Tarasenko coming back immediately makes the Blues the team to beat. They stood on top of the West without #91, and now here he is, looking deadlier than ever playing 19 minutes a game and having a part in 2-4 goals a night. There’s no other details required, but let me provide a couple.
Tarasenko makes EVERY single player out there next to him better. The other team has to worry about what he can do at the top of the circle, so the attention span for the other winger and possibly the defenseman has lessened. He’s a difference maker, someone who requires your attention right after he hops over the bench.
Second, he’s absolute money in the playoffs. Tarasenko scored 11 goals during the team’s Cup run in 2019. Overall in 70 career games, he has 33 goals and 49 points, with 11 of those goals coming on the power play. Adding him to a group that was on top to begin with makes this team a certain brand of badass.
The dynasty kind.
If the Blues find a way to keep Alex Pietrangelo and this core together, another Cup or two isn’t out of the question. The youth is coming along just fine, with Klim Kostin and Jordan Kyrou needing minutes soon. A young kid like Scotty Perunovich signing says a great deal about this team’s youth core. Last summer wasn’t a fluke, especially if Doug Armstrong can work some payroll magic.
Having a healthy Tarasenko makes any team a whole lot better. On the Blues, it turns a very good team into Stanley Cup Final worthy in a second.

## Set tasks
a) Summarize the passage on Tarasenko in two sentences.
b) Print part of the passage on Tarasenko word for word: begin at the words "Tarasenko coming back" and stop after "provide a couple.".
c) According to the passage on Tarasenko, how many goals did he score during the Blues' 2019 Cup run?
The lines that come next have no connection to the passage on Tarasenko.

## Record extracts
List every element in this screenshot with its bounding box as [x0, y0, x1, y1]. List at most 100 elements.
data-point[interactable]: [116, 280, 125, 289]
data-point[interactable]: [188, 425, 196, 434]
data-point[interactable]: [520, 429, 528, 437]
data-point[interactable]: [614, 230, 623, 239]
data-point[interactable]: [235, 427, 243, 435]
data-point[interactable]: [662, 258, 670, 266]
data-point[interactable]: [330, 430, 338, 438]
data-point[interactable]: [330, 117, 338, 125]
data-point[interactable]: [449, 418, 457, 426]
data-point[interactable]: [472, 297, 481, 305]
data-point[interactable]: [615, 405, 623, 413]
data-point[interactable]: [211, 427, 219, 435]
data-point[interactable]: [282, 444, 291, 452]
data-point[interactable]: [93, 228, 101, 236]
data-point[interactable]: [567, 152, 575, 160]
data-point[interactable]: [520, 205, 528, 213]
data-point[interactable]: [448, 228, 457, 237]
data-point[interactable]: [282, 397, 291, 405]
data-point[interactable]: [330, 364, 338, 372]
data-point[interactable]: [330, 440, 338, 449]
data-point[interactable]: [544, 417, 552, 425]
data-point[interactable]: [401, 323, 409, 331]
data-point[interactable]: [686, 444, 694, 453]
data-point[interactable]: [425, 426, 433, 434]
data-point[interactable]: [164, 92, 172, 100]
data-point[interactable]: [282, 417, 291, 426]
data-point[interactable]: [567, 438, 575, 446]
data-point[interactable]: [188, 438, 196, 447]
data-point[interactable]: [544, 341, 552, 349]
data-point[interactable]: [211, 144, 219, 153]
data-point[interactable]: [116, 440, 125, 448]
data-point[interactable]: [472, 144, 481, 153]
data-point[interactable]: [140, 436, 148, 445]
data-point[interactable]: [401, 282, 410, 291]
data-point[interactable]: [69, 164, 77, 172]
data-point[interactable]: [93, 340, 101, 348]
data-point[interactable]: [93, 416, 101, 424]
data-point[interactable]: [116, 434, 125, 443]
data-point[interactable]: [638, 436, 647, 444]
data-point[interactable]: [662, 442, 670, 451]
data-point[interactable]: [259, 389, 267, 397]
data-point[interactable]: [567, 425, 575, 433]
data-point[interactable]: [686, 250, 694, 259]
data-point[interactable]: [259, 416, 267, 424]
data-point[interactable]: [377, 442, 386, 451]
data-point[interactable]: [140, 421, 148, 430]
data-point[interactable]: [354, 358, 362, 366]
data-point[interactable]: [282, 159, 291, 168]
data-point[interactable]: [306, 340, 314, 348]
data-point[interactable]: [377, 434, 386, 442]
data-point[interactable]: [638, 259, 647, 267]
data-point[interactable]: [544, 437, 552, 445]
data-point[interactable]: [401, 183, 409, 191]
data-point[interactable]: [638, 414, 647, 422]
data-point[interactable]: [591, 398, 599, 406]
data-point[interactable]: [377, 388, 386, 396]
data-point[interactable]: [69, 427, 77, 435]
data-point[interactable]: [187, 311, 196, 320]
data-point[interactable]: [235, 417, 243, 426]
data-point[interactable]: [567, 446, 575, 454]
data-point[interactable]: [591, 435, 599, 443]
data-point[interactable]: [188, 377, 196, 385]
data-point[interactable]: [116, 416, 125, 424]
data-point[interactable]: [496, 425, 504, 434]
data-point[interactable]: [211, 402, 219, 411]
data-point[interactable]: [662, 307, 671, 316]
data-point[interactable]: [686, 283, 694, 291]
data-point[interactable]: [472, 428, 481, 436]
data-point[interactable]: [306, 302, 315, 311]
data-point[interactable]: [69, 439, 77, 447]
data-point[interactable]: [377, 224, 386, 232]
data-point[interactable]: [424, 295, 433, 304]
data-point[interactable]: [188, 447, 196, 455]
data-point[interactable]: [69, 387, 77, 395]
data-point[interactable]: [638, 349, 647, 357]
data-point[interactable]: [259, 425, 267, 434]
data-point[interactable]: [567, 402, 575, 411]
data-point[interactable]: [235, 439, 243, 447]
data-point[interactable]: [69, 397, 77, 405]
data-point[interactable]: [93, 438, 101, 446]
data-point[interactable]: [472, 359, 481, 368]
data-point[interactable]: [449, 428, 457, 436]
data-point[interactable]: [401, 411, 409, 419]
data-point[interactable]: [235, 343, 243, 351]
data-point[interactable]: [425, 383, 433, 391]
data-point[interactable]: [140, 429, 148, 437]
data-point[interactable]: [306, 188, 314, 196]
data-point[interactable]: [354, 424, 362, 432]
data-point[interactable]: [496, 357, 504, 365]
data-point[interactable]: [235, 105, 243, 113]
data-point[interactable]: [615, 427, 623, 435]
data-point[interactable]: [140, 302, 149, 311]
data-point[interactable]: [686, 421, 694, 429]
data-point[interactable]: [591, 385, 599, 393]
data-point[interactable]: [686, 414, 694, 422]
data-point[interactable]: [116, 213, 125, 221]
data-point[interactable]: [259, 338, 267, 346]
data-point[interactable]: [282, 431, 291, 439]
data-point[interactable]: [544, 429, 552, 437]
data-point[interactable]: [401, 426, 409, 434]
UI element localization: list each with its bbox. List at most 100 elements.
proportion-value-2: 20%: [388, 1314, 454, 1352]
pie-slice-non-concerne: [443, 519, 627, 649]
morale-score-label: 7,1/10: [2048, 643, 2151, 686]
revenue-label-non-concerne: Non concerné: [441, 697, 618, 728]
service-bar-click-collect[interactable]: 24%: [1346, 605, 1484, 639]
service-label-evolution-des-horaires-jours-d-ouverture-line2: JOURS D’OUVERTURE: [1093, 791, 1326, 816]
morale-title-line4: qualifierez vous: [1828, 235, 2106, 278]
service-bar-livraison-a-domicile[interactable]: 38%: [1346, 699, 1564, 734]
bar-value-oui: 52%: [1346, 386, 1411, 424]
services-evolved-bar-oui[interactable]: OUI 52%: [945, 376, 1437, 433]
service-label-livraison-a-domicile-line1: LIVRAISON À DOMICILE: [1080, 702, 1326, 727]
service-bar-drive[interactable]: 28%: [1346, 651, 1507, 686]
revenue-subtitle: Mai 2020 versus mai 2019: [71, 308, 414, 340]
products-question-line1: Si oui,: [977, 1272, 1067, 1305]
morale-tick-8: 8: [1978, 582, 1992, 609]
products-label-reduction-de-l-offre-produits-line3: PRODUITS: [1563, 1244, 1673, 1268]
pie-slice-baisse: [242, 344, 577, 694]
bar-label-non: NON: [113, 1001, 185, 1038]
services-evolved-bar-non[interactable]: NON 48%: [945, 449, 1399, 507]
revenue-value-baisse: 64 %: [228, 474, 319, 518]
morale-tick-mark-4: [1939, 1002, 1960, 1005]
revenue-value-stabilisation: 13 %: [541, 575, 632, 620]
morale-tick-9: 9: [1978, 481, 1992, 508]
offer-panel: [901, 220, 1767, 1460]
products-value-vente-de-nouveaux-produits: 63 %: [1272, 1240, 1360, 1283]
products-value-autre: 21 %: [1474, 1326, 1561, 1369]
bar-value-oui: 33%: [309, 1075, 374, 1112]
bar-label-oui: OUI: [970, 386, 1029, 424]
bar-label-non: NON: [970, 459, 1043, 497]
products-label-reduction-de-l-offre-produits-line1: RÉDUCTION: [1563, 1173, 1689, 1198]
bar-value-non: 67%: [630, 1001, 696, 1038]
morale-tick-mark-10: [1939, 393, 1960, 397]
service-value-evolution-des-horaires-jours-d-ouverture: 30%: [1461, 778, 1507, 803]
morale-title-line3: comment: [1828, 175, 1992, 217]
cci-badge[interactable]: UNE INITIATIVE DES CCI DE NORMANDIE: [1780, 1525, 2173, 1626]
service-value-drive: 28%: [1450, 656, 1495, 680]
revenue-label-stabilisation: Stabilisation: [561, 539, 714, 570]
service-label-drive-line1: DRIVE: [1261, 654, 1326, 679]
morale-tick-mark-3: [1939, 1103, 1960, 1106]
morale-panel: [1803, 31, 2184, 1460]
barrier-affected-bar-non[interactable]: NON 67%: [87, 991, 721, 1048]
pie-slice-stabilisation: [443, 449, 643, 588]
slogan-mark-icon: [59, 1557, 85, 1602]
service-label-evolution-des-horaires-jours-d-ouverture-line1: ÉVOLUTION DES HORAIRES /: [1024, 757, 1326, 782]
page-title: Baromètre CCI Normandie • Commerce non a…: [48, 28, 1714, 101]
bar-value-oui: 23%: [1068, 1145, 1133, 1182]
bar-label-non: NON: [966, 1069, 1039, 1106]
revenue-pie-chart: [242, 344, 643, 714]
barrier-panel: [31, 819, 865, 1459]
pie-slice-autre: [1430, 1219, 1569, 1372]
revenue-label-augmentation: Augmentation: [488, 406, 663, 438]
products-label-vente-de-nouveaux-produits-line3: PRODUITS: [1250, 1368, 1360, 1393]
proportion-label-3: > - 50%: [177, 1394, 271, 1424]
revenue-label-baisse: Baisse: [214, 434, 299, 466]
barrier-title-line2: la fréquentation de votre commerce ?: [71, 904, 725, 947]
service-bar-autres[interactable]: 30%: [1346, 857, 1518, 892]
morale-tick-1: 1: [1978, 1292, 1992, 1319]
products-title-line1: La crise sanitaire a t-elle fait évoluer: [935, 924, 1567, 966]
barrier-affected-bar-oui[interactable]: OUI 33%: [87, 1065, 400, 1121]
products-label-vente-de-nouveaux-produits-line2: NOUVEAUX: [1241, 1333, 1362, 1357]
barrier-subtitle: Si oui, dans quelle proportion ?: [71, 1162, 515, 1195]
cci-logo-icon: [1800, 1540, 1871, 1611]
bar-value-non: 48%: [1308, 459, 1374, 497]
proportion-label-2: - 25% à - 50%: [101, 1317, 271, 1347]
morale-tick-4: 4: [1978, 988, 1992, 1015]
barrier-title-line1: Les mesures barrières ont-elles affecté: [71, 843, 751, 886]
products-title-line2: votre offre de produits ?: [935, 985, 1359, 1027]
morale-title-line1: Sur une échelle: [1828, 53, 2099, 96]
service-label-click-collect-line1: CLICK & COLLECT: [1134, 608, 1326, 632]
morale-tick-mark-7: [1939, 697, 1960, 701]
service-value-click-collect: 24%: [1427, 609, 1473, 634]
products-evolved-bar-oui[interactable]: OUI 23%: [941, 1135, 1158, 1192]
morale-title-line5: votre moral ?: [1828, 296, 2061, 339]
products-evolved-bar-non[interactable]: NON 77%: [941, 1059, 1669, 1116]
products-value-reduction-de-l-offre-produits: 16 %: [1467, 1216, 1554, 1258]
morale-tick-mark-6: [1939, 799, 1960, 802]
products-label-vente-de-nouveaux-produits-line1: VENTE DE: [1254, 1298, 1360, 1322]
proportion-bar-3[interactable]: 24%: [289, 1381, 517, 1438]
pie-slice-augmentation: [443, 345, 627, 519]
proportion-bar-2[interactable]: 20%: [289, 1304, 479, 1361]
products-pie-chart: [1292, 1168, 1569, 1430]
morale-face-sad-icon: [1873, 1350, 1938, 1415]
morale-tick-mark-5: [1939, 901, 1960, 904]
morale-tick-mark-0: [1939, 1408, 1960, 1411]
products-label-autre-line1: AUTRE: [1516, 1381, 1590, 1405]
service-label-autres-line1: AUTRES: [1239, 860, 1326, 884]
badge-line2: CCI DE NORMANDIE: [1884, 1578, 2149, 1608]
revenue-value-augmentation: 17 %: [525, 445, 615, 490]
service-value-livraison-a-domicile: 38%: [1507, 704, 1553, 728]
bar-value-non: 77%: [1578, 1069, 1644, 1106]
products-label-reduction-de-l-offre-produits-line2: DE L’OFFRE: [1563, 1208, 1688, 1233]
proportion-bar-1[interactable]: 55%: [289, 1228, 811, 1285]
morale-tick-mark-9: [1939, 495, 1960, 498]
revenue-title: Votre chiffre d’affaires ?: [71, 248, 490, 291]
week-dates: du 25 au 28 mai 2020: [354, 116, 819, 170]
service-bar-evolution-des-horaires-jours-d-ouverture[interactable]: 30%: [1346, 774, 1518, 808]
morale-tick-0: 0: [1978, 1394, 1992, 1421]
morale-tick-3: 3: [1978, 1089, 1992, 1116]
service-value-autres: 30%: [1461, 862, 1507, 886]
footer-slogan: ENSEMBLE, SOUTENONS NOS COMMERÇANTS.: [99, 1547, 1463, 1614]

## Final answers
a) Tarasenko's return makes the Blues, who led the West even without him, the team to beat, because he makes every player beside him better and has been outstanding in the playoffs, including 11 goals in the 2019 Cup run. If the Blues keep Alex Pietrangelo and their core together while young players develop, another Cup or two is possible.

b)
Tarasenko coming back immediately makes the Blues the team to beat. They stood on top of the West without #91, and now here he is, looking deadlier than ever playing 19 minutes a game and having a part in 2-4 goals a night. There’s no other details required, but let me provide a couple.

c) He scored 11 goals.